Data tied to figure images
━━━━

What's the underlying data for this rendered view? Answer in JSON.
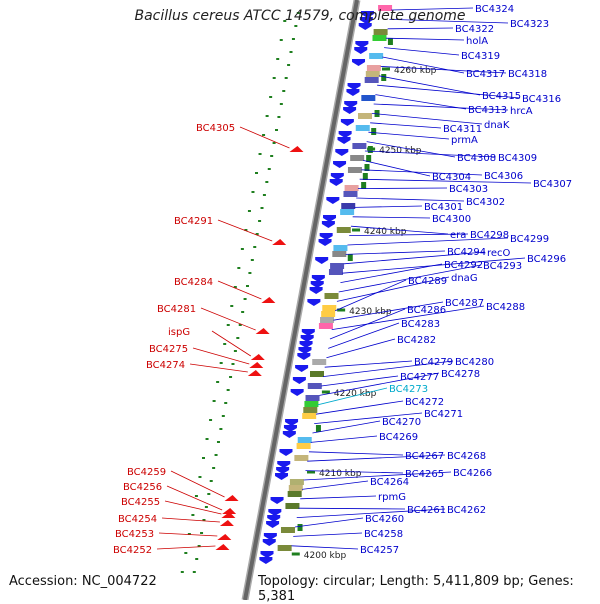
{
  "title": "Bacillus cereus ATCC 14579, complete genome",
  "footer": {
    "accession": "Accession: NC_004722",
    "summary": "Topology: circular; Length: 5,411,809 bp; Genes: 5,381"
  },
  "colors": {
    "backbone": "#666666",
    "forward_gene_label": "#0000cc",
    "reverse_gene_label": "#cc0000",
    "highlight_label": "#00aacc",
    "forward_arrow": "#1a1aee",
    "reverse_arrow": "#ee1111",
    "tick": "#1f7f1f"
  },
  "scale_ticks": [
    {
      "label": "4260 kbp",
      "kbp": 4260
    },
    {
      "label": "4250 kbp",
      "kbp": 4250
    },
    {
      "label": "4240 kbp",
      "kbp": 4240
    },
    {
      "label": "4230 kbp",
      "kbp": 4230
    },
    {
      "label": "4220 kbp",
      "kbp": 4220
    },
    {
      "label": "4210 kbp",
      "kbp": 4210
    },
    {
      "label": "4200 kbp",
      "kbp": 4200
    }
  ],
  "forward_labels": [
    "BC4324",
    "BC4323",
    "BC4322",
    "holA",
    "BC4319",
    "BC4317",
    "BC4318",
    "BC4315",
    "BC4316",
    "BC4313",
    "hrcA",
    "dnaK",
    "BC4311",
    "prmA",
    "BC4308",
    "BC4309",
    "BC4304",
    "BC4306",
    "BC4307",
    "BC4303",
    "BC4302",
    "BC4301",
    "BC4300",
    "era",
    "BC4298",
    "BC4299",
    "BC4294",
    "recO",
    "BC4296",
    "BC4292",
    "BC4293",
    "dnaG",
    "BC4289",
    "BC4287",
    "BC4288",
    "BC4286",
    "BC4283",
    "BC4282",
    "BC4279",
    "BC4280",
    "BC4277",
    "BC4278",
    "BC4273",
    "BC4272",
    "BC4271",
    "BC4270",
    "BC4269",
    "BC4267",
    "BC4268",
    "BC4265",
    "BC4266",
    "BC4264",
    "rpmG",
    "BC4261",
    "BC4262",
    "BC4260",
    "BC4258",
    "BC4257"
  ],
  "reverse_labels": [
    "BC4305",
    "BC4291",
    "BC4284",
    "BC4281",
    "ispG",
    "BC4275",
    "BC4274",
    "BC4259",
    "BC4256",
    "BC4255",
    "BC4254",
    "BC4253",
    "BC4252"
  ],
  "highlighted_label": "BC4273"
}
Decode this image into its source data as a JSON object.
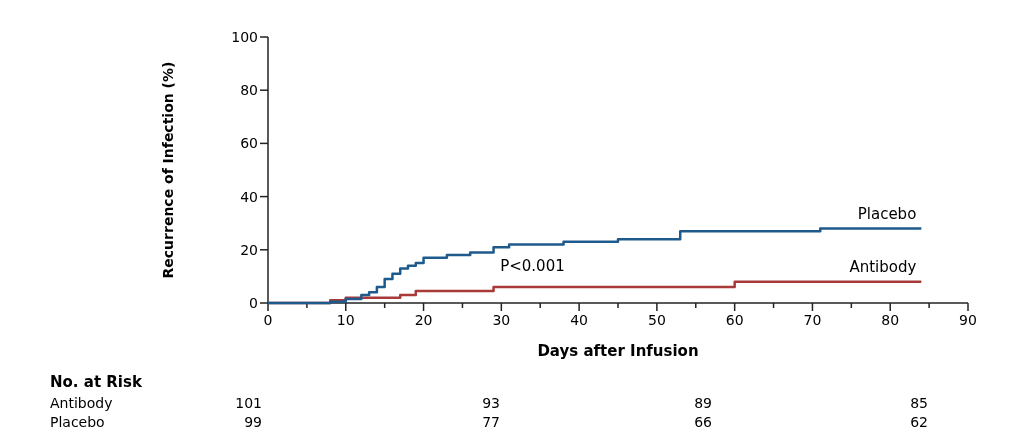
{
  "chart_data": {
    "type": "step",
    "xlabel": "Days after Infusion",
    "ylabel": "Recurrence of Infection (%)",
    "xlim": [
      0,
      90
    ],
    "ylim": [
      0,
      100
    ],
    "xticks": [
      0,
      {
        "value": 5,
        "label": null
      },
      10,
      {
        "value": 15,
        "label": null
      },
      20,
      {
        "value": 25,
        "label": null
      },
      30,
      {
        "value": 35,
        "label": null
      },
      40,
      {
        "value": 45,
        "label": null
      },
      50,
      {
        "value": 55,
        "label": null
      },
      60,
      {
        "value": 65,
        "label": null
      },
      70,
      {
        "value": 75,
        "label": null
      },
      80,
      {
        "value": 85,
        "label": null
      },
      90
    ],
    "yticks": [
      0,
      20,
      40,
      60,
      80,
      100
    ],
    "grid": false,
    "series": [
      {
        "name": "Antibody",
        "color": "#a83a3a",
        "x": [
          0,
          7,
          8,
          10,
          17,
          19,
          29,
          60,
          84
        ],
        "values": [
          0,
          0,
          1,
          2,
          3,
          4.5,
          6,
          8,
          8
        ]
      },
      {
        "name": "Placebo",
        "color": "#1f5a8c",
        "x": [
          0,
          7,
          8,
          10,
          12,
          13,
          14,
          15,
          16,
          17,
          18,
          19,
          20,
          23,
          26,
          29,
          31,
          38,
          45,
          53,
          71,
          84
        ],
        "values": [
          0,
          0,
          0.5,
          1.5,
          3,
          4,
          6,
          9,
          11,
          13,
          14,
          15,
          17,
          18,
          19,
          21,
          22,
          23,
          24,
          27,
          28,
          28
        ]
      }
    ],
    "annotations": [
      "P<0.001",
      "No. at Risk",
      "101",
      "93",
      "89",
      "85",
      "99",
      "77",
      "66",
      "62"
    ]
  }
}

━━━━

▸ What is being asked: The records above must be echoed exactly, minus their pictures.

▸ Expected output:
What's the underlying data for this rendered view? Answer in JSON.
{
  "title": "Bacillus cereus ATCC 14579, complete genome",
  "footer": {
    "accession": "Accession: NC_004722",
    "summary": "Topology: circular; Length: 5,411,809 bp; Genes: 5,381"
  },
  "colors": {
    "backbone": "#666666",
    "forward_gene_label": "#0000cc",
    "reverse_gene_label": "#cc0000",
    "highlight_label": "#00aacc",
    "forward_arrow": "#1a1aee",
    "reverse_arrow": "#ee1111",
    "tick": "#1f7f1f"
  },
  "scale_ticks": [
    {
      "label": "4260 kbp",
      "kbp": 4260
    },
    {
      "label": "4250 kbp",
      "kbp": 4250
    },
    {
      "label": "4240 kbp",
      "kbp": 4240
    },
    {
      "label": "4230 kbp",
      "kbp": 4230
    },
    {
      "label": "4220 kbp",
      "kbp": 4220
    },
    {
      "label": "4210 kbp",
      "kbp": 4210
    },
    {
      "label": "4200 kbp",
      "kbp": 4200
    }
  ],
  "forward_labels": [
    "BC4324",
    "BC4323",
    "BC4322",
    "holA",
    "BC4319",
    "BC4317",
    "BC4318",
    "BC4315",
    "BC4316",
    "BC4313",
    "hrcA",
    "dnaK",
    "BC4311",
    "prmA",
    "BC4308",
    "BC4309",
    "BC4304",
    "BC4306",
    "BC4307",
    "BC4303",
    "BC4302",
    "BC4301",
    "BC4300",
    "era",
    "BC4298",
    "BC4299",
    "BC4294",
    "recO",
    "BC4296",
    "BC4292",
    "BC4293",
    "dnaG",
    "BC4289",
    "BC4287",
    "BC4288",
    "BC4286",
    "BC4283",
    "BC4282",
    "BC4279",
    "BC4280",
    "BC4277",
    "BC4278",
    "BC4273",
    "BC4272",
    "BC4271",
    "BC4270",
    "BC4269",
    "BC4267",
    "BC4268",
    "BC4265",
    "BC4266",
    "BC4264",
    "rpmG",
    "BC4261",
    "BC4262",
    "BC4260",
    "BC4258",
    "BC4257"
  ],
  "reverse_labels": [
    "BC4305",
    "BC4291",
    "BC4284",
    "BC4281",
    "ispG",
    "BC4275",
    "BC4274",
    "BC4259",
    "BC4256",
    "BC4255",
    "BC4254",
    "BC4253",
    "BC4252"
  ],
  "highlighted_label": "BC4273"
}
Decode this image into its source data as a JSON object.
{
  "chart_data": {
    "type": "step",
    "xlabel": "Days after Infusion",
    "ylabel": "Recurrence of Infection (%)",
    "xlim": [
      0,
      90
    ],
    "ylim": [
      0,
      100
    ],
    "xticks": [
      0,
      {
        "value": 5,
        "label": null
      },
      10,
      {
        "value": 15,
        "label": null
      },
      20,
      {
        "value": 25,
        "label": null
      },
      30,
      {
        "value": 35,
        "label": null
      },
      40,
      {
        "value": 45,
        "label": null
      },
      50,
      {
        "value": 55,
        "label": null
      },
      60,
      {
        "value": 65,
        "label": null
      },
      70,
      {
        "value": 75,
        "label": null
      },
      80,
      {
        "value": 85,
        "label": null
      },
      90
    ],
    "yticks": [
      0,
      20,
      40,
      60,
      80,
      100
    ],
    "grid": false,
    "series": [
      {
        "name": "Antibody",
        "color": "#a83a3a",
        "x": [
          0,
          7,
          8,
          10,
          17,
          19,
          29,
          60,
          84
        ],
        "values": [
          0,
          0,
          1,
          2,
          3,
          4.5,
          6,
          8,
          8
        ]
      },
      {
        "name": "Placebo",
        "color": "#1f5a8c",
        "x": [
          0,
          7,
          8,
          10,
          12,
          13,
          14,
          15,
          16,
          17,
          18,
          19,
          20,
          23,
          26,
          29,
          31,
          38,
          45,
          53,
          71,
          84
        ],
        "values": [
          0,
          0,
          0.5,
          1.5,
          3,
          4,
          6,
          9,
          11,
          13,
          14,
          15,
          17,
          18,
          19,
          21,
          22,
          23,
          24,
          27,
          28,
          28
        ]
      }
    ],
    "annotations": [
      "P<0.001",
      "No. at Risk",
      "101",
      "93",
      "89",
      "85",
      "99",
      "77",
      "66",
      "62"
    ]
  }
}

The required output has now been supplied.